- _EXERCISE REQUIREMENTS_:
Show all lines from the listing below that contain "precious".

(Extracted records)
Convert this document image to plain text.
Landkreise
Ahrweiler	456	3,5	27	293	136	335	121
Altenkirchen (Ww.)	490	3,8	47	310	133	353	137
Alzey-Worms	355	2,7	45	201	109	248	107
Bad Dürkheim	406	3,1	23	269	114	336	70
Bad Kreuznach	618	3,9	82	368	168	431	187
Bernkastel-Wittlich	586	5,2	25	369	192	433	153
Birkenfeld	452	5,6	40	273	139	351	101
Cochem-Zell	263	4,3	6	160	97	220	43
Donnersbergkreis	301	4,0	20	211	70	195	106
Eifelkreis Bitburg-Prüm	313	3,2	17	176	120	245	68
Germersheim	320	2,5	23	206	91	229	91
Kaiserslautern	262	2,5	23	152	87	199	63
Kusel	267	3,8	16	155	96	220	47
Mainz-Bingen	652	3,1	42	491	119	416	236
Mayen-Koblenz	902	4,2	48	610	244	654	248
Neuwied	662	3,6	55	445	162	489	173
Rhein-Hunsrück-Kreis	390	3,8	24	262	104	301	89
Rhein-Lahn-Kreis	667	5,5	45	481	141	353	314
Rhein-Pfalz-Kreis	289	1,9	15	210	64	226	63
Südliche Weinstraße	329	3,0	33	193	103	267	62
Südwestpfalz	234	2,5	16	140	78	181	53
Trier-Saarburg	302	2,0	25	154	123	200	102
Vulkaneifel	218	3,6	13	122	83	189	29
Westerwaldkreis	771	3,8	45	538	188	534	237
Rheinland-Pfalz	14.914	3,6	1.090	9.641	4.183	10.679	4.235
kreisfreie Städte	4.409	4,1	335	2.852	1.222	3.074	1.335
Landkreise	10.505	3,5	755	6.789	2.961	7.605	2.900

---

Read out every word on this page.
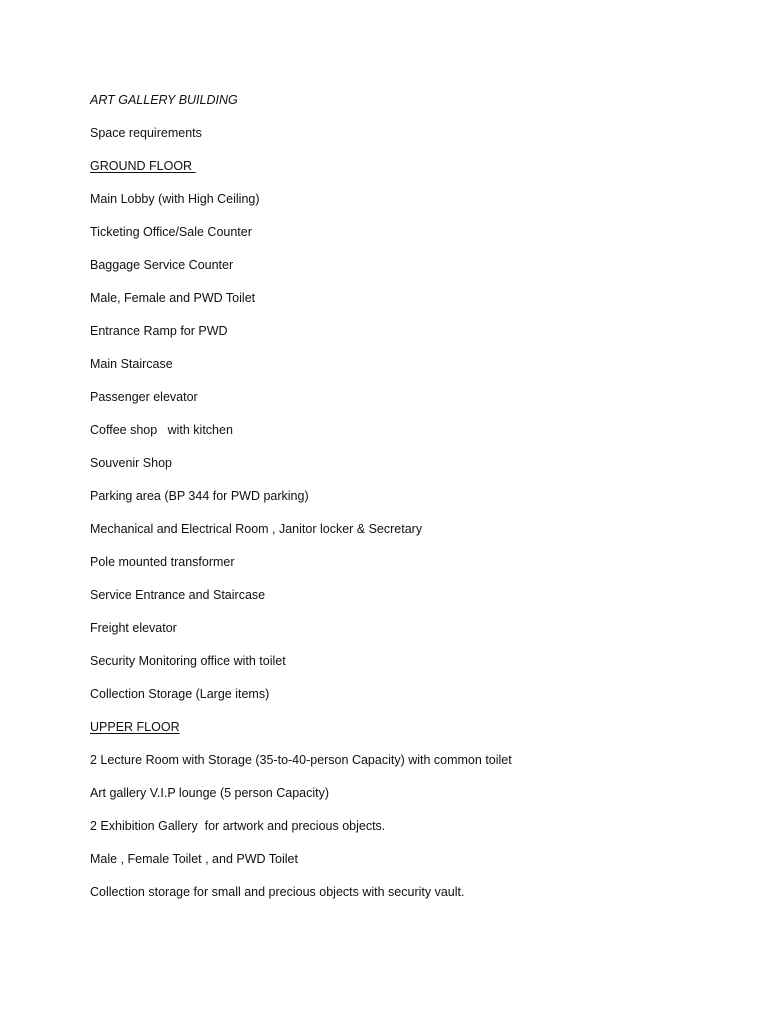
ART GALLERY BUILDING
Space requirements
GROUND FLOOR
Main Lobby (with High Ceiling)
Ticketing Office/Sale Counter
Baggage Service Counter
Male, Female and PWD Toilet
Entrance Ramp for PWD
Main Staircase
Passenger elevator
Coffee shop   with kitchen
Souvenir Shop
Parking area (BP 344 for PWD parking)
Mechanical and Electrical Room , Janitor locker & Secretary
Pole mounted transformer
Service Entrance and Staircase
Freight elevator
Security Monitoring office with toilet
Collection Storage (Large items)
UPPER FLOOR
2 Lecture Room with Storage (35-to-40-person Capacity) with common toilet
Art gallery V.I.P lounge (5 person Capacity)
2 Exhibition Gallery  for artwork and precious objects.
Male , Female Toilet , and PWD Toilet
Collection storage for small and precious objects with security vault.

--

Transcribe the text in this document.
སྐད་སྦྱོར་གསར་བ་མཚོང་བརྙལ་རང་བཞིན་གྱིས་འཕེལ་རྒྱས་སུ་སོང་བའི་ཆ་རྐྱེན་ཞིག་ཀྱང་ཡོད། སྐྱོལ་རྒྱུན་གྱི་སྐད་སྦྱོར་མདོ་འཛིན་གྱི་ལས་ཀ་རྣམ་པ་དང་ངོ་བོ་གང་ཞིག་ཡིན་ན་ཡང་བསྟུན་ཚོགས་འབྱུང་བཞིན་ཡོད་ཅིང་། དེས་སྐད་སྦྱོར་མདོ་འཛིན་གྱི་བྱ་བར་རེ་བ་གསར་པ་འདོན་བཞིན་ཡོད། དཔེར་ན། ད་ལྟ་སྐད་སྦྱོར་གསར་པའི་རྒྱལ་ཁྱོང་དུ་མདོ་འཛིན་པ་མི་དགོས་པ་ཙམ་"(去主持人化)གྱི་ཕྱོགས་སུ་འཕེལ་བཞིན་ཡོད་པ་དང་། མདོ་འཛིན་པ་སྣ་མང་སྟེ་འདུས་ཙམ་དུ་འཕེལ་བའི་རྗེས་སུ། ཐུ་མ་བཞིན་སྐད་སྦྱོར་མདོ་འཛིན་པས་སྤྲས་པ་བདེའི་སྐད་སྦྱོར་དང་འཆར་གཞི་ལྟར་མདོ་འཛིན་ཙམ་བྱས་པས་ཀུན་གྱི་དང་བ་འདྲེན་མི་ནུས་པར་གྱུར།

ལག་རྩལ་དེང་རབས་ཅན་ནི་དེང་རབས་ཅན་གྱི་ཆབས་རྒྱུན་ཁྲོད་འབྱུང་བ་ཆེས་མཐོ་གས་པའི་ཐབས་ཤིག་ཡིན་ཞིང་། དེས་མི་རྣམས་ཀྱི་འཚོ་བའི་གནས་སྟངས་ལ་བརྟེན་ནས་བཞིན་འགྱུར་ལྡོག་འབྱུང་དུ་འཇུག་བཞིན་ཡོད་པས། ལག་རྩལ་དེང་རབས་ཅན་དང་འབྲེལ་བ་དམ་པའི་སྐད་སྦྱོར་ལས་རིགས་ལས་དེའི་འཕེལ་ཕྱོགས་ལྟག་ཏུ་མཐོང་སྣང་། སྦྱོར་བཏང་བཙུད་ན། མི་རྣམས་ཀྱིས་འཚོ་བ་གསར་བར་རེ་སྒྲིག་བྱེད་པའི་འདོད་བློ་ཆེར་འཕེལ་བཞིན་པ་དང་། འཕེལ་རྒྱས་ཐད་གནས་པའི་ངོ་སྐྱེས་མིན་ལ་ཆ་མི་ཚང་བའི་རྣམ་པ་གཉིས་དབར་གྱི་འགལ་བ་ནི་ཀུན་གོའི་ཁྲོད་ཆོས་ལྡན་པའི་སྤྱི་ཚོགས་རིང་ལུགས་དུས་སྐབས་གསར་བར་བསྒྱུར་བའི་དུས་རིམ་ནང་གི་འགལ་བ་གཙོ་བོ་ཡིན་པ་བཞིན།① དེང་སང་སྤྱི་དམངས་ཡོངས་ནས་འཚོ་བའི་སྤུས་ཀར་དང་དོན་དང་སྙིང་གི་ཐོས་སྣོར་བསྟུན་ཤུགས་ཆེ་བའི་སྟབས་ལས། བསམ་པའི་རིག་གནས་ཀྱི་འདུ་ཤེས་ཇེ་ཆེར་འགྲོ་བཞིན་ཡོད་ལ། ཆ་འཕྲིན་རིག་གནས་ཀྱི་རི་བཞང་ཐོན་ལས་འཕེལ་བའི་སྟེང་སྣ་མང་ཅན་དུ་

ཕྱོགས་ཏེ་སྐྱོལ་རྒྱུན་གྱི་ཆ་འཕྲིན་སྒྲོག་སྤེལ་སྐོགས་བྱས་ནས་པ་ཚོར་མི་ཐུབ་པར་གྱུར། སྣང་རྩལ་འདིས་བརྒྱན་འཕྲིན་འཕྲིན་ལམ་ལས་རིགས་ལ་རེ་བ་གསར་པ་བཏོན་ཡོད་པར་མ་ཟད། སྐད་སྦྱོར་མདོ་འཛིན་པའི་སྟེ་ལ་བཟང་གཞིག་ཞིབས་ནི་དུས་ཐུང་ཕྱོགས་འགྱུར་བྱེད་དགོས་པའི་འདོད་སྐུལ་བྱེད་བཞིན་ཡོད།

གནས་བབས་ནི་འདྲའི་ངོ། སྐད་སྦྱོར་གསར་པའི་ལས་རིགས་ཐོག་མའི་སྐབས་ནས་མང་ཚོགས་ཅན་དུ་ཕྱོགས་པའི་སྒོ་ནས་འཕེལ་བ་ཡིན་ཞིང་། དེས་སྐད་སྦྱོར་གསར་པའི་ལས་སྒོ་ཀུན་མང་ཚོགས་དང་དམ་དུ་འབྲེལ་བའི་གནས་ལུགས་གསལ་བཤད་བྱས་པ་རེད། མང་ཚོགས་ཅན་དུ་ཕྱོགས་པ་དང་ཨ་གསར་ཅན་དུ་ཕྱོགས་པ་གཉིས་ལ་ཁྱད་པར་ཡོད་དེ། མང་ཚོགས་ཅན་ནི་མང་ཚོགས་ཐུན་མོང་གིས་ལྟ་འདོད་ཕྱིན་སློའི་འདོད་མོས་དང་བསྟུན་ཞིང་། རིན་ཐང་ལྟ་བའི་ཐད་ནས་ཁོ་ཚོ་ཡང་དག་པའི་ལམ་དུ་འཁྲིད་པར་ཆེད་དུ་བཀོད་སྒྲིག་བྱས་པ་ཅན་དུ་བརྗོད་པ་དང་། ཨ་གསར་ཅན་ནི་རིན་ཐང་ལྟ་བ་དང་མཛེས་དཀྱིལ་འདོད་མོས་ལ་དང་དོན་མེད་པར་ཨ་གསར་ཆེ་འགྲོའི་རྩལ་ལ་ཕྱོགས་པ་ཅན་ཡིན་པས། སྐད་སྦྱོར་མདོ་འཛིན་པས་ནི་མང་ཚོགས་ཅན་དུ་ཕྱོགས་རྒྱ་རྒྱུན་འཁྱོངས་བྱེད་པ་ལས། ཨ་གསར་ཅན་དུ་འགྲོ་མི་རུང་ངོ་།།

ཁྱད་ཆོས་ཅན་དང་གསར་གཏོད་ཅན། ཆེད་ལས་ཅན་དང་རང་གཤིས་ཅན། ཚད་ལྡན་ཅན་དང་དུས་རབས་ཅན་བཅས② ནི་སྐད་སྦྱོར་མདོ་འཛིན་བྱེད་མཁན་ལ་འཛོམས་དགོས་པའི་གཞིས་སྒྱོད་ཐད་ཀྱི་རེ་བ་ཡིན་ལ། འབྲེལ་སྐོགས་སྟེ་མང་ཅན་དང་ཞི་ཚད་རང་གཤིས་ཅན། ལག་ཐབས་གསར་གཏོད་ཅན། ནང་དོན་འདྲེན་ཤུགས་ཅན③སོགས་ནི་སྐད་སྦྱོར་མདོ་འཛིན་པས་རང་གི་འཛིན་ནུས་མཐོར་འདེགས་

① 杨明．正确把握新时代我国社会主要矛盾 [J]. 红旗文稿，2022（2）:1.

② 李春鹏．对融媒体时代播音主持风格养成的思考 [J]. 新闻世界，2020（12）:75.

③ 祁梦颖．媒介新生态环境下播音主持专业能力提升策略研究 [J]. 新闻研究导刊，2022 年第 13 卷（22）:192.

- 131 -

- _FULL OUTPUT_:
2 Exhibition Gallery  for artwork and precious objects.
Collection storage for small and precious objects with security vault.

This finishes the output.